#### THE EXERCISE
Each line containing the word "основных" must be collected.

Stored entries
────

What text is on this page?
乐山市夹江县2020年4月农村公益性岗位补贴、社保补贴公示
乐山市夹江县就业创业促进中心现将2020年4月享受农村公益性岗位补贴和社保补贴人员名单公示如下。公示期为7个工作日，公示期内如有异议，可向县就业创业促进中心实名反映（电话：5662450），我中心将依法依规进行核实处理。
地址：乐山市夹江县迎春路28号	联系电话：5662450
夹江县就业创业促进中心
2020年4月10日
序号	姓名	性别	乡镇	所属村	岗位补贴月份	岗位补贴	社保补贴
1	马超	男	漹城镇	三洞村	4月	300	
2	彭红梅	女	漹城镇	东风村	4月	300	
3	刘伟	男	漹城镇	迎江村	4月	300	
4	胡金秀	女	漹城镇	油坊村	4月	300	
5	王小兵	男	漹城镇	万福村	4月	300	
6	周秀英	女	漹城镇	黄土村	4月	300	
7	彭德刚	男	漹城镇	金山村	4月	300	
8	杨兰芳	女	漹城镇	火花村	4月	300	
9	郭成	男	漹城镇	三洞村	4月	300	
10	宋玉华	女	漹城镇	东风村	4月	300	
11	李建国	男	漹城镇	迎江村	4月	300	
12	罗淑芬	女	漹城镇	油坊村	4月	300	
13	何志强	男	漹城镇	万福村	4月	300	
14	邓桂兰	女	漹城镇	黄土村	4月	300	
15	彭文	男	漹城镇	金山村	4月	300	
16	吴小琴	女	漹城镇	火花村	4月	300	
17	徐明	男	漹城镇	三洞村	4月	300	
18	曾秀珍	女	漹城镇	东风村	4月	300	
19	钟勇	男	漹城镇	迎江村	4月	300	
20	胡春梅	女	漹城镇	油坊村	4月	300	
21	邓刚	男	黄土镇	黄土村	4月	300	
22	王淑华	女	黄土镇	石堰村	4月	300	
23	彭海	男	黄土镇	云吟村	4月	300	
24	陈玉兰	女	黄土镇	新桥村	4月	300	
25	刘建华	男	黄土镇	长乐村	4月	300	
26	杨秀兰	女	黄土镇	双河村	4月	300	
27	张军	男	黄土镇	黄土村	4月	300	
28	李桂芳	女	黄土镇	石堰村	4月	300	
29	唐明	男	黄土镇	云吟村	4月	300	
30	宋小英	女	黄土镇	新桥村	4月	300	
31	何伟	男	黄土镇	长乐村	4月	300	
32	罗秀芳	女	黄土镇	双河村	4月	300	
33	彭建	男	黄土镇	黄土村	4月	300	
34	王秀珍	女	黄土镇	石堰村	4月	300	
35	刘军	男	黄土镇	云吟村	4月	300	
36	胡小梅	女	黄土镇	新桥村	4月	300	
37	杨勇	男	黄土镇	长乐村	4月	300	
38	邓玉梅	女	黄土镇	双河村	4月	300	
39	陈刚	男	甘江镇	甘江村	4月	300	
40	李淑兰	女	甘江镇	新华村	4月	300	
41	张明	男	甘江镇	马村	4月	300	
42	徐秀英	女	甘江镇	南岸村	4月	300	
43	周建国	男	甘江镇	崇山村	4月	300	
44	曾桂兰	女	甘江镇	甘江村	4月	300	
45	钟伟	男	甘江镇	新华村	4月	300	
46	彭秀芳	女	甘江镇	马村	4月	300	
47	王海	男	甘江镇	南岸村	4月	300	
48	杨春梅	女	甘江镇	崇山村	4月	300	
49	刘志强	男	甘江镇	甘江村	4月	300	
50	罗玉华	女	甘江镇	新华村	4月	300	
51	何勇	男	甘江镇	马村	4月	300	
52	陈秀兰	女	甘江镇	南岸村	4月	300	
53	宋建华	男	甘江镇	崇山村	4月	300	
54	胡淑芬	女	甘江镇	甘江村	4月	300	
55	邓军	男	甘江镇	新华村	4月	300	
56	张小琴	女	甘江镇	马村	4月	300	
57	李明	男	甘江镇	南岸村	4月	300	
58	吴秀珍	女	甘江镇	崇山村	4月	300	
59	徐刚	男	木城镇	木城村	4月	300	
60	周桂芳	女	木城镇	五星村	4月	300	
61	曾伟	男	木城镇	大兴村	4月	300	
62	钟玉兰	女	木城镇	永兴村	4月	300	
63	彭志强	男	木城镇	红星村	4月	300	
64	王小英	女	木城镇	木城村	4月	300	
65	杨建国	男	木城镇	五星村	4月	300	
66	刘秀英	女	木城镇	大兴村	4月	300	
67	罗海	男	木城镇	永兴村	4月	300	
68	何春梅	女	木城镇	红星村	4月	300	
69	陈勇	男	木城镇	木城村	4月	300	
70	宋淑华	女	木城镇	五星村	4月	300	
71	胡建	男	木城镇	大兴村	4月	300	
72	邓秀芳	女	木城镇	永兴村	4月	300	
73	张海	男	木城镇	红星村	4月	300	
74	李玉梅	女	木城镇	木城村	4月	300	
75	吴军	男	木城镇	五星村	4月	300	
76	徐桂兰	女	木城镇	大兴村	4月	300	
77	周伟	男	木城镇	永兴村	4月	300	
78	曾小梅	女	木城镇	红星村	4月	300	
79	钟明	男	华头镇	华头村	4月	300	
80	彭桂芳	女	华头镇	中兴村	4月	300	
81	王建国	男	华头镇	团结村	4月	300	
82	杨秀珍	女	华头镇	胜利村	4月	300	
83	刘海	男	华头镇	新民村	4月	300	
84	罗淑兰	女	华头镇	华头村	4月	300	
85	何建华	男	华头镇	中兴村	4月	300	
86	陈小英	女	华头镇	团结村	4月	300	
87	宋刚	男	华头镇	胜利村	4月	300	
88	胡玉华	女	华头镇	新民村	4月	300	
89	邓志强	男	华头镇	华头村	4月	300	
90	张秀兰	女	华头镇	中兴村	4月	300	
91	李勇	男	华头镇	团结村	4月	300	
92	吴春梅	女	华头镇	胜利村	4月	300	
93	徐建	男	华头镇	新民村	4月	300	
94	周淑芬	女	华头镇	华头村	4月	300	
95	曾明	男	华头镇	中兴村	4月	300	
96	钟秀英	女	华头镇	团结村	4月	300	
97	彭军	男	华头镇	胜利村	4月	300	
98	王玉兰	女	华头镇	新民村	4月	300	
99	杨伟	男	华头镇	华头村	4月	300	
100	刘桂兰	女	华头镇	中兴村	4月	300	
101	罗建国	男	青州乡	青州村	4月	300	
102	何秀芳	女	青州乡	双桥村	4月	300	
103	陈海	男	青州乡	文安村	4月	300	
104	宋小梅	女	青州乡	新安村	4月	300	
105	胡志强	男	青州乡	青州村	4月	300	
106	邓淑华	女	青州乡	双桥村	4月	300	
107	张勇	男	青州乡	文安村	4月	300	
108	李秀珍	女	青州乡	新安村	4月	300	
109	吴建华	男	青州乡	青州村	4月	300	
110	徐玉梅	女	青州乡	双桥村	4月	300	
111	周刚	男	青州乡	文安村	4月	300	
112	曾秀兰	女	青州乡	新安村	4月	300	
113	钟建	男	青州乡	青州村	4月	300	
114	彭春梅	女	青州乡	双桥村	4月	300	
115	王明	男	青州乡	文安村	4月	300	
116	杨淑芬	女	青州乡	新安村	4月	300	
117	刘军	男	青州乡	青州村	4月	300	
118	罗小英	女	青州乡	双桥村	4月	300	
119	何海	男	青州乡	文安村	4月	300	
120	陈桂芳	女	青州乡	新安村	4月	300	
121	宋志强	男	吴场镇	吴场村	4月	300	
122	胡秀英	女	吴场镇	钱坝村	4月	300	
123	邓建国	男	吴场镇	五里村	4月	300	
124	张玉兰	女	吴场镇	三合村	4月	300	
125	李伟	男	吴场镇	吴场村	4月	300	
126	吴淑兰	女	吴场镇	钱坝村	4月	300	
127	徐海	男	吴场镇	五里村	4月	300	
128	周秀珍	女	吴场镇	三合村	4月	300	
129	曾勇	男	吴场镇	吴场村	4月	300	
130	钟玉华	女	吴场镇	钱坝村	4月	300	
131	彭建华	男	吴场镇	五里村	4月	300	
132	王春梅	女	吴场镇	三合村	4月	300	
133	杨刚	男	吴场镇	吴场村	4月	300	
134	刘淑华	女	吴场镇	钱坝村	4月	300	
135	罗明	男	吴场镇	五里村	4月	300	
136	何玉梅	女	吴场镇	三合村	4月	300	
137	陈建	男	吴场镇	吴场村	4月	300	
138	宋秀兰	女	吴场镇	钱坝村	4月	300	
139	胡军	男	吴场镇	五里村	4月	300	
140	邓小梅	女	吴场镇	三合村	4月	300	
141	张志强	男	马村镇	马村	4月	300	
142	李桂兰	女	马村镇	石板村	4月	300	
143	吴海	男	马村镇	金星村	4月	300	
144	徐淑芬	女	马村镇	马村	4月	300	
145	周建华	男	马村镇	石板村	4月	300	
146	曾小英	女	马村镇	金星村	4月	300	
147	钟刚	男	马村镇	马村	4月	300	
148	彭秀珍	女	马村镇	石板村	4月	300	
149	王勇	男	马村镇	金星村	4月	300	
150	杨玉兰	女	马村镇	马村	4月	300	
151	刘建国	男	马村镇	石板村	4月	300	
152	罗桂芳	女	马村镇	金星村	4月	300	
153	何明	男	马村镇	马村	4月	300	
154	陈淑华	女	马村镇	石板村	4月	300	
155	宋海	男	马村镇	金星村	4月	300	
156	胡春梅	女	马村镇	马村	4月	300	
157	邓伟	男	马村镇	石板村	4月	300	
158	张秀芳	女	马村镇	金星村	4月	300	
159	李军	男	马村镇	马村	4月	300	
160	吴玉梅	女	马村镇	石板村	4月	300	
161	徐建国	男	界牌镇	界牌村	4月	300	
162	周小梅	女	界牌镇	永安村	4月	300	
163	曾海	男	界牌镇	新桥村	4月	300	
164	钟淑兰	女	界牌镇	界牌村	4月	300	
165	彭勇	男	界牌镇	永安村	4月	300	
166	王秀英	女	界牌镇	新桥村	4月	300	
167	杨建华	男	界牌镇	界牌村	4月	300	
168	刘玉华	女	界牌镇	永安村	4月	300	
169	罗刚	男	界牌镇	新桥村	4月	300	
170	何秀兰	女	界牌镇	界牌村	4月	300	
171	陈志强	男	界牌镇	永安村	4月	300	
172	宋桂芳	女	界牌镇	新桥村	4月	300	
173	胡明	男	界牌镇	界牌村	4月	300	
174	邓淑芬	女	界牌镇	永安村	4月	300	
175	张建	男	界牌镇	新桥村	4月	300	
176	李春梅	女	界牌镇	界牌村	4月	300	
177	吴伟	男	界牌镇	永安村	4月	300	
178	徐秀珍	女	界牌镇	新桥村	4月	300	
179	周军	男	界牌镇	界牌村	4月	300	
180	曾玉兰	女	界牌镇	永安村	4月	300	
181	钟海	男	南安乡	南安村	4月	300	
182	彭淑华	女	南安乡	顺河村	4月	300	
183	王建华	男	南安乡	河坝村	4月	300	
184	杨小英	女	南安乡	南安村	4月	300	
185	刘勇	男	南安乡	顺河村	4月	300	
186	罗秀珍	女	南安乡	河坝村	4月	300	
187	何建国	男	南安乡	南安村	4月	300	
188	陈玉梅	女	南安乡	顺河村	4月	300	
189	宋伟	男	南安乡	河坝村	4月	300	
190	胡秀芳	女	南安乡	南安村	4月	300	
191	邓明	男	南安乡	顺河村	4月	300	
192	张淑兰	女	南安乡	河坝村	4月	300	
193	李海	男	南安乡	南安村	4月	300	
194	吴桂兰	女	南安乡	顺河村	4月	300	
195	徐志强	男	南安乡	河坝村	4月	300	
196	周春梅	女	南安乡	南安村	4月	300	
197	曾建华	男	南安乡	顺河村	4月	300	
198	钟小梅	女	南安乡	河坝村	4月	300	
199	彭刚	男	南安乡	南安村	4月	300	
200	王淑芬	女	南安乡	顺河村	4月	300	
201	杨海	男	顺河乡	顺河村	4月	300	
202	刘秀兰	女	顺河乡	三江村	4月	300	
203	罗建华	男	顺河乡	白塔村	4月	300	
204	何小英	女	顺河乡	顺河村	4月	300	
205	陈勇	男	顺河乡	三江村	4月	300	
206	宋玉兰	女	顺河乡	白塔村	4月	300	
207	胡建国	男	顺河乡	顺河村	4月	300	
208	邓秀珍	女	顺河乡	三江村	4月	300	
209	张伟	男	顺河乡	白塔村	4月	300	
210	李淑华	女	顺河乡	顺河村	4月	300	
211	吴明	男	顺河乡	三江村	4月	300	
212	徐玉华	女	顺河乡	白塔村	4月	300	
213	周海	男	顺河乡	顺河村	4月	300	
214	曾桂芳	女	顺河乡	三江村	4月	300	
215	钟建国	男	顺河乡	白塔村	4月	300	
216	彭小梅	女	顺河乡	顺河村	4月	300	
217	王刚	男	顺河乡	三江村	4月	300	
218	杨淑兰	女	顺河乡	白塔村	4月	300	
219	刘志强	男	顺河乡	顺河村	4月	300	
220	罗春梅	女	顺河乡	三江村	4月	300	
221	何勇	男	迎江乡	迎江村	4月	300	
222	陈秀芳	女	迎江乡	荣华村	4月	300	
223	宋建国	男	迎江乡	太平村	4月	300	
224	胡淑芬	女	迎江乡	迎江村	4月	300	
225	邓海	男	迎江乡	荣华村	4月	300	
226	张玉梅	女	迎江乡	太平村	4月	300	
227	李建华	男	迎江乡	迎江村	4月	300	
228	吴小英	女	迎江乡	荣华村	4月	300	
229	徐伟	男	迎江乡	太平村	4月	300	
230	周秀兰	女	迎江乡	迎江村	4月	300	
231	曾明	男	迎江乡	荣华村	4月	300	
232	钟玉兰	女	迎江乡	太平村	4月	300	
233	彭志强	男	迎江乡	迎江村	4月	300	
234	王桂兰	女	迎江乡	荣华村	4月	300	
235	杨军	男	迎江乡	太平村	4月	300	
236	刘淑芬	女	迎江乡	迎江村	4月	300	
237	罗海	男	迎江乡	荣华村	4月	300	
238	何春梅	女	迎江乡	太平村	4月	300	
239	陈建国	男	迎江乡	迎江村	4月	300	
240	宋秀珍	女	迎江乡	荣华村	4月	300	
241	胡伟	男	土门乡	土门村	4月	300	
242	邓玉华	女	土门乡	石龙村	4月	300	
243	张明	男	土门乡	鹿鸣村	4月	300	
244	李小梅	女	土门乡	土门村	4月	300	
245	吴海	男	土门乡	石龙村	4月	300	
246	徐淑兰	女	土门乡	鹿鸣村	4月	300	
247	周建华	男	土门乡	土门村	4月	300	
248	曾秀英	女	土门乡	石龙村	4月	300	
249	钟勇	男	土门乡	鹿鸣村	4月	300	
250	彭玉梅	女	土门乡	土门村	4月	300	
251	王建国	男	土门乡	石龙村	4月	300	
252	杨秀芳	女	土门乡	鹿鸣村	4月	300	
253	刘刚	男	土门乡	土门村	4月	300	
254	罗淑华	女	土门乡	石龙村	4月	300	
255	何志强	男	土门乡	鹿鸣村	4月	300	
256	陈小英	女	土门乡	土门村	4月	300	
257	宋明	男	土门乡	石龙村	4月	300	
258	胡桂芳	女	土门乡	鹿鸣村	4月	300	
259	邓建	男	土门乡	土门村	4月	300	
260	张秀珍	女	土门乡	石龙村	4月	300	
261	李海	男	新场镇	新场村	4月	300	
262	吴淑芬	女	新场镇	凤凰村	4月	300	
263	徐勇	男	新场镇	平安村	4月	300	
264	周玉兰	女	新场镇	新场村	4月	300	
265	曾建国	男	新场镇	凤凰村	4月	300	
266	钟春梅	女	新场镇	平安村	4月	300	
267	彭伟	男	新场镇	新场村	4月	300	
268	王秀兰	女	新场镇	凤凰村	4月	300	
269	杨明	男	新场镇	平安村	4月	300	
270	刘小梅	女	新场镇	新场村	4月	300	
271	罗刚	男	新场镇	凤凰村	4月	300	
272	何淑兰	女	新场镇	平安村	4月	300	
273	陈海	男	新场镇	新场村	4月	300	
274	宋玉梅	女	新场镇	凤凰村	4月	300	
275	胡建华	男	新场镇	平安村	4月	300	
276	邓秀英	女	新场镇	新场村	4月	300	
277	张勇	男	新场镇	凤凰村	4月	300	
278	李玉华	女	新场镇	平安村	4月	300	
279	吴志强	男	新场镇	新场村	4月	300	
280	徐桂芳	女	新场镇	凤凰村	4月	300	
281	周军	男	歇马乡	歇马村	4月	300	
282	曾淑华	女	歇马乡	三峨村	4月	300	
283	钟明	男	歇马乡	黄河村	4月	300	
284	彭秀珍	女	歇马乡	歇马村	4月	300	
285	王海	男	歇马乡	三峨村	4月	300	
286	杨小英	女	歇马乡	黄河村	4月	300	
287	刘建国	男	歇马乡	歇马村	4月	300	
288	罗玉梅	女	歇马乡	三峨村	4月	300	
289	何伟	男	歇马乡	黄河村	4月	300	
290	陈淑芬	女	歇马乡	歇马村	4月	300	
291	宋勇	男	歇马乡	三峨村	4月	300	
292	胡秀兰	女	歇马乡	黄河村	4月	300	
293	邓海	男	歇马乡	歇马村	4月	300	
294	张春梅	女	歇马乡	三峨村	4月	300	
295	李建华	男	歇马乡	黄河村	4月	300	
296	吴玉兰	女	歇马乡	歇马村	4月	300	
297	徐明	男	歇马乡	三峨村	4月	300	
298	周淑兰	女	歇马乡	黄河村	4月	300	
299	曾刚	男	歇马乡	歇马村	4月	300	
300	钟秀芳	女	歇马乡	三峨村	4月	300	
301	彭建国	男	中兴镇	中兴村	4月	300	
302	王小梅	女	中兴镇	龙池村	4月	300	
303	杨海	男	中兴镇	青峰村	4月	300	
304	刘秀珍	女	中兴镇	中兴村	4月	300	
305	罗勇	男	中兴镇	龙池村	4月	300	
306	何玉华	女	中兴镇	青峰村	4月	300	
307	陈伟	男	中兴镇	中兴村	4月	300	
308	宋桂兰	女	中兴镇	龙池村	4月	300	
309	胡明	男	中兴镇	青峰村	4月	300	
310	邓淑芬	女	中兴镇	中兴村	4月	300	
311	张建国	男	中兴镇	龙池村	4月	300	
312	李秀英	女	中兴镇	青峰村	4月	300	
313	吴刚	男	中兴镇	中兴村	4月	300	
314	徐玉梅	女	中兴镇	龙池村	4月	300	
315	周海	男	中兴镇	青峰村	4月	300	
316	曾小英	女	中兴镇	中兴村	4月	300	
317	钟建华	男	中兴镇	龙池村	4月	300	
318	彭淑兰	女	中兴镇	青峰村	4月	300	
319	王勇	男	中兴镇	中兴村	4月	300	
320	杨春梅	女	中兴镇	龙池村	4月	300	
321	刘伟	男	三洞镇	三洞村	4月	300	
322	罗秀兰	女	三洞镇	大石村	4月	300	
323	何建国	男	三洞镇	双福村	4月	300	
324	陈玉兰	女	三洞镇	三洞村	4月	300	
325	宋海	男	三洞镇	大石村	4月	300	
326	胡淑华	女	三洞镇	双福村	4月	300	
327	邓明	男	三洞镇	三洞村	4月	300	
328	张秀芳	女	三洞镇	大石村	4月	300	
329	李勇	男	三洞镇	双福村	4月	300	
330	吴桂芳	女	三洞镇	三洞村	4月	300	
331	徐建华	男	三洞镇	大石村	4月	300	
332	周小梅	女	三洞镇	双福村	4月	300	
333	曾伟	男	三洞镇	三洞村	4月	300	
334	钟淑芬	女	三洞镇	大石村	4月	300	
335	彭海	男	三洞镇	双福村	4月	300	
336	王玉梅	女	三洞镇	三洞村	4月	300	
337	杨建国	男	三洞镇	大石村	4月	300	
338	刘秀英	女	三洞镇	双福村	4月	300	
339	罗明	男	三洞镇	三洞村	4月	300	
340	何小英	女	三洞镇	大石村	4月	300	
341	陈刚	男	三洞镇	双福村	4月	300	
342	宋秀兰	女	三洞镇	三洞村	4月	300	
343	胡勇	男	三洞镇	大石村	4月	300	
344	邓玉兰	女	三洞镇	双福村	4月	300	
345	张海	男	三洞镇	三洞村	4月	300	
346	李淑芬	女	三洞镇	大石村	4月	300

────

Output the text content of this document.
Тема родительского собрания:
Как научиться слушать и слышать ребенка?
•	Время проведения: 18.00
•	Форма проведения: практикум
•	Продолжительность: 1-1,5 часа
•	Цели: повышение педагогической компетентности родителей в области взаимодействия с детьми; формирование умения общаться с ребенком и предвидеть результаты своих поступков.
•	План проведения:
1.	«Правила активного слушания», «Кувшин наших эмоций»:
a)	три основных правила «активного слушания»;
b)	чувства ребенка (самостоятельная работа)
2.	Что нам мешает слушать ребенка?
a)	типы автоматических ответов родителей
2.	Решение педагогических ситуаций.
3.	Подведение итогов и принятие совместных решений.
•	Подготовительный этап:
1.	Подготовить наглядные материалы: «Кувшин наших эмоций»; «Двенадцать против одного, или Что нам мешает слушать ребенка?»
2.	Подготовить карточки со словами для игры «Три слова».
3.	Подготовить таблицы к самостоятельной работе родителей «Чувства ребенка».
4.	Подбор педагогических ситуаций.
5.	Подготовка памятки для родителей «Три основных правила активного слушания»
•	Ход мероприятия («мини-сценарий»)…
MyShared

────

#### EXERCISE RESPONSE
a)	три основных правила «активного слушания»;
5.	Подготовка памятки для родителей «Три основных правила активного слушания»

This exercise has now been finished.